_Prompt:_ Copy these lines word for word, leaving out the picture.

_Information given:_
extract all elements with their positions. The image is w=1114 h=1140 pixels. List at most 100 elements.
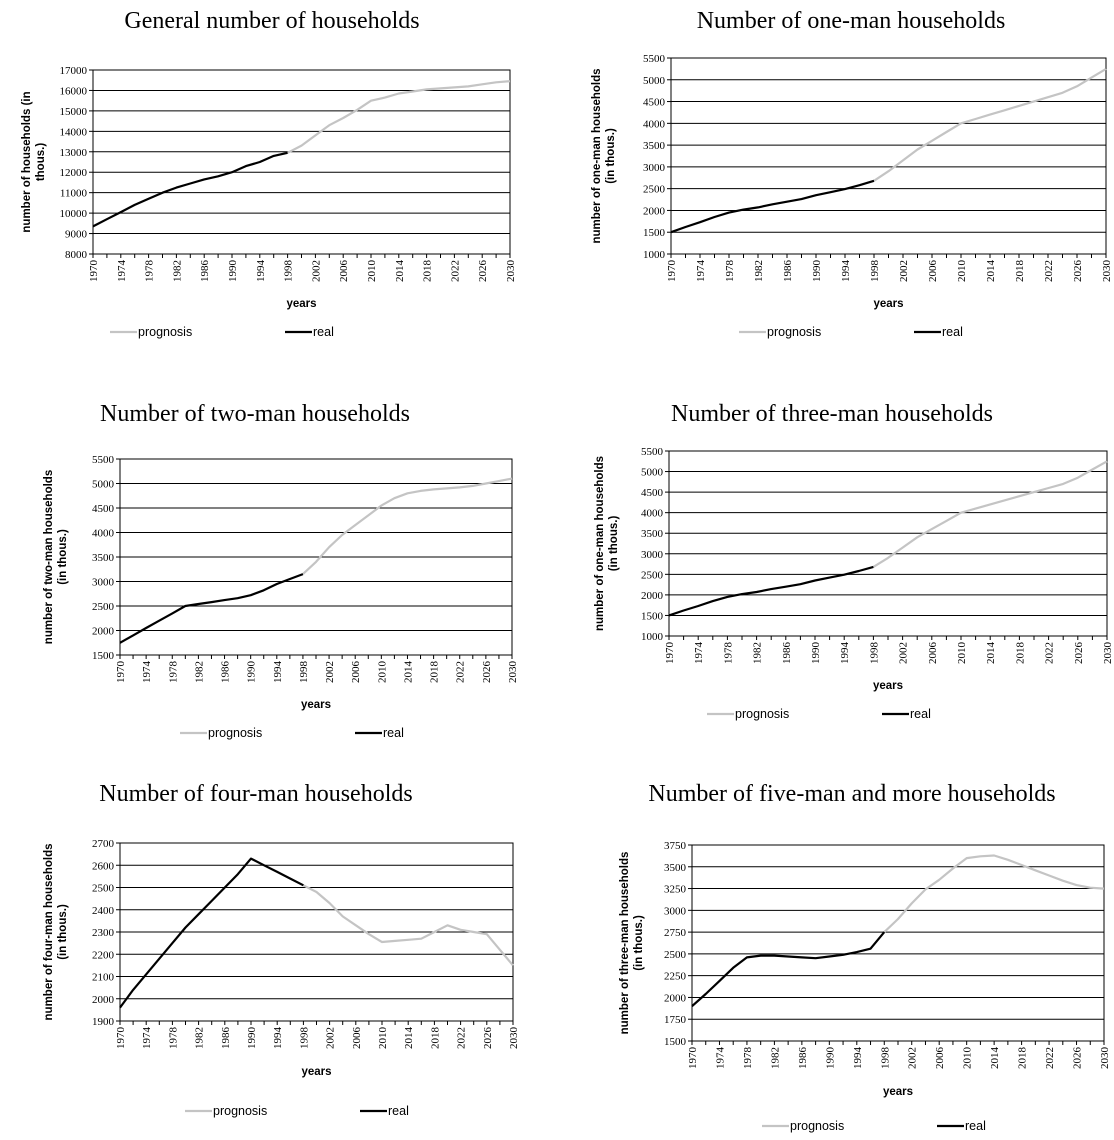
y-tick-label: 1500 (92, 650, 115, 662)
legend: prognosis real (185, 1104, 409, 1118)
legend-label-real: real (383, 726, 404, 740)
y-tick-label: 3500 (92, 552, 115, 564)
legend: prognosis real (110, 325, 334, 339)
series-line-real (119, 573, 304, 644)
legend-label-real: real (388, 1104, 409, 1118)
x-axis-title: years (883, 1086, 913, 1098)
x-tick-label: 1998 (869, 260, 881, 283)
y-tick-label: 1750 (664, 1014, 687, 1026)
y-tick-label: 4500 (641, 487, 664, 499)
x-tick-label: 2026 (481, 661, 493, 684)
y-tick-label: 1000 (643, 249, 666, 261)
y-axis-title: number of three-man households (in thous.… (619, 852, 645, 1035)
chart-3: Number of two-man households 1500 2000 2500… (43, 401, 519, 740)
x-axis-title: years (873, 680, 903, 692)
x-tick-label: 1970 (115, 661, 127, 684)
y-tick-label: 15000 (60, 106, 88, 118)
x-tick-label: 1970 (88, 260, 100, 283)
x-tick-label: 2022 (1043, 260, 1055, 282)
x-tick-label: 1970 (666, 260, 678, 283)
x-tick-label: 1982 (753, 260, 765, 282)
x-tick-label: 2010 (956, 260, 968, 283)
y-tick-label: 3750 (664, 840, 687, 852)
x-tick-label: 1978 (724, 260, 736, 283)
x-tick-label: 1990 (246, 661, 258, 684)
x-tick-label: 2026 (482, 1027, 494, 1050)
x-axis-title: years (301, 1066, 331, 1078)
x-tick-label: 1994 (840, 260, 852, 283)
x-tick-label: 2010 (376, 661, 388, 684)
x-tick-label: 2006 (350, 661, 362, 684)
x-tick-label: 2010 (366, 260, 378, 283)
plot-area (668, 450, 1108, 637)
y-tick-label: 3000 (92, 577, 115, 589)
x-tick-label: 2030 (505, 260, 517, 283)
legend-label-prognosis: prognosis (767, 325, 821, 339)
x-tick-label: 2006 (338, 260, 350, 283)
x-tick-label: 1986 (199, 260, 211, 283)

_The solution:_
extract all elements with their positions. The image is w=1114 h=1140 pixels. List at most 100 elements.
y-tick-label: 1500 (92, 650, 115, 662)
legend: prognosis real (185, 1104, 409, 1118)
legend-label-real: real (383, 726, 404, 740)
y-tick-label: 3500 (92, 552, 115, 564)
legend: prognosis real (110, 325, 334, 339)
series-line-real (119, 573, 304, 644)
legend-label-real: real (388, 1104, 409, 1118)
x-axis-title: years (883, 1086, 913, 1098)
x-tick-label: 1998 (869, 260, 881, 283)
y-tick-label: 1750 (664, 1014, 687, 1026)
y-tick-label: 4500 (641, 487, 664, 499)
x-tick-label: 2026 (481, 661, 493, 684)
y-tick-label: 1000 (643, 249, 666, 261)
y-axis-title: number of three-man households (in thous.… (619, 852, 645, 1035)
chart-3: Number of two-man households 1500 2000 2500… (43, 401, 519, 740)
x-axis-title: years (873, 680, 903, 692)
x-tick-label: 1970 (115, 661, 127, 684)
y-tick-label: 15000 (60, 106, 88, 118)
x-tick-label: 1970 (88, 260, 100, 283)
x-tick-label: 2022 (1043, 260, 1055, 282)
x-tick-label: 1970 (666, 260, 678, 283)
x-tick-label: 1982 (753, 260, 765, 282)
x-tick-label: 2010 (956, 260, 968, 283)
y-tick-label: 3750 (664, 840, 687, 852)
x-tick-label: 1978 (724, 260, 736, 283)
x-tick-label: 1990 (246, 661, 258, 684)
x-tick-label: 2026 (482, 1027, 494, 1050)
x-axis-title: years (301, 1066, 331, 1078)
x-tick-label: 1994 (840, 260, 852, 283)
x-tick-label: 2010 (376, 661, 388, 684)
x-tick-label: 2006 (350, 661, 362, 684)
x-tick-label: 2010 (366, 260, 378, 283)
plot-area (668, 450, 1108, 637)
y-tick-label: 3000 (92, 577, 115, 589)
x-tick-label: 2030 (505, 260, 517, 283)
legend-label-prognosis: prognosis (767, 325, 821, 339)
x-tick-label: 2006 (338, 260, 350, 283)
x-tick-label: 1986 (199, 260, 211, 283)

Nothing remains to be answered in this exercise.